- What you should do -
Please copy every line of the records below that holds the word "didn".

- Given records -
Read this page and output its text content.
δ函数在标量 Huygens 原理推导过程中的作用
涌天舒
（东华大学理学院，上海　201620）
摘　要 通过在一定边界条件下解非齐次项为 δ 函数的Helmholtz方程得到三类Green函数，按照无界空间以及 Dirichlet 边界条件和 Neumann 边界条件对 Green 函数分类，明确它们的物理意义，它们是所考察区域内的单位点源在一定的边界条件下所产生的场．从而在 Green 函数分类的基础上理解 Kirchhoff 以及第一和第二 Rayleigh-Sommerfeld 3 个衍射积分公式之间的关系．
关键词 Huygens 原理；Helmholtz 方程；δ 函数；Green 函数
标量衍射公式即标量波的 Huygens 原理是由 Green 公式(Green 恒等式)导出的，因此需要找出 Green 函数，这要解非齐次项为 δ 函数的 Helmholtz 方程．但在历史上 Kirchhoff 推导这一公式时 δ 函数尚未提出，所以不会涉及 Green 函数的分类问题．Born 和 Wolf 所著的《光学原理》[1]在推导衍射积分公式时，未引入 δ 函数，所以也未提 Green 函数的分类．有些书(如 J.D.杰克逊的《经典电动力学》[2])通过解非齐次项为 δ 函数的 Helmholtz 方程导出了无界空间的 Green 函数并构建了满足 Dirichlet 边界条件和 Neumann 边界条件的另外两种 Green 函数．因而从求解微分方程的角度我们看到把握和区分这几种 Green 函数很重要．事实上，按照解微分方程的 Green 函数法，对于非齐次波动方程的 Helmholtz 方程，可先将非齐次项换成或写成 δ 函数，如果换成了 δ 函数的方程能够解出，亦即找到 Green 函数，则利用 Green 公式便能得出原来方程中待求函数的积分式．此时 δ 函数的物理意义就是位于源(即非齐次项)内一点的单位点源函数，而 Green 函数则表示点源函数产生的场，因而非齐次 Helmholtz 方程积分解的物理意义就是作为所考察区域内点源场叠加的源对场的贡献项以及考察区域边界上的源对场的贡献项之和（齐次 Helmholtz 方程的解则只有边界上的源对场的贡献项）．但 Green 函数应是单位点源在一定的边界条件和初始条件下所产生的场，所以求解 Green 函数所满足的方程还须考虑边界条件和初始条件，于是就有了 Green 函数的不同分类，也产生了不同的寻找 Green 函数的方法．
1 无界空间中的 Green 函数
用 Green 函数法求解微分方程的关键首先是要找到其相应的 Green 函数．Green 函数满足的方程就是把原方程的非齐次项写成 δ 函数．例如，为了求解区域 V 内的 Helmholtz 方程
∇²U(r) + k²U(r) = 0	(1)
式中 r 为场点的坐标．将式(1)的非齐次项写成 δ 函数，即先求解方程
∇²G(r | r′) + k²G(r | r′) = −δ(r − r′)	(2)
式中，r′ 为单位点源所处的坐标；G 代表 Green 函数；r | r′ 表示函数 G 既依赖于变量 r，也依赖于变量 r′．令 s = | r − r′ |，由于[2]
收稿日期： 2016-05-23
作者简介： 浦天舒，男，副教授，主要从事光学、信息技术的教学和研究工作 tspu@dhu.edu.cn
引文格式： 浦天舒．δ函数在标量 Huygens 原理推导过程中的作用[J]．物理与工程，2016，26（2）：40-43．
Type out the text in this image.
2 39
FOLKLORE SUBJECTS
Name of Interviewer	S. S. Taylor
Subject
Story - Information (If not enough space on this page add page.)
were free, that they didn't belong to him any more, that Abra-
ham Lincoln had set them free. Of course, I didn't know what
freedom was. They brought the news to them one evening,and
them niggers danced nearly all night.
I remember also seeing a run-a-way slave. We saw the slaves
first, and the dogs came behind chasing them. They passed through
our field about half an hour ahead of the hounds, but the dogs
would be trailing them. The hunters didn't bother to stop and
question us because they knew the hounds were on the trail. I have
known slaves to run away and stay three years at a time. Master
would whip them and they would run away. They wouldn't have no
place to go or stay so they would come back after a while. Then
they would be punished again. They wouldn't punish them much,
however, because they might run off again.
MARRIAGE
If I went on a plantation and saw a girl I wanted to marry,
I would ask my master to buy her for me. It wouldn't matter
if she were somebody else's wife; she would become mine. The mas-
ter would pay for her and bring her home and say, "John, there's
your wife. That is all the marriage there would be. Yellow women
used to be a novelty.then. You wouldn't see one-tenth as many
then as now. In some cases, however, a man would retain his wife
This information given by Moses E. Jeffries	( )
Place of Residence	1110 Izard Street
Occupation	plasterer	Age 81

- Output for this task -
were free, that they didn't belong to him any more, that Abra-
ham Lincoln had set them free. Of course, I didn't know what
would be trailing them. The hunters didn't bother to stop and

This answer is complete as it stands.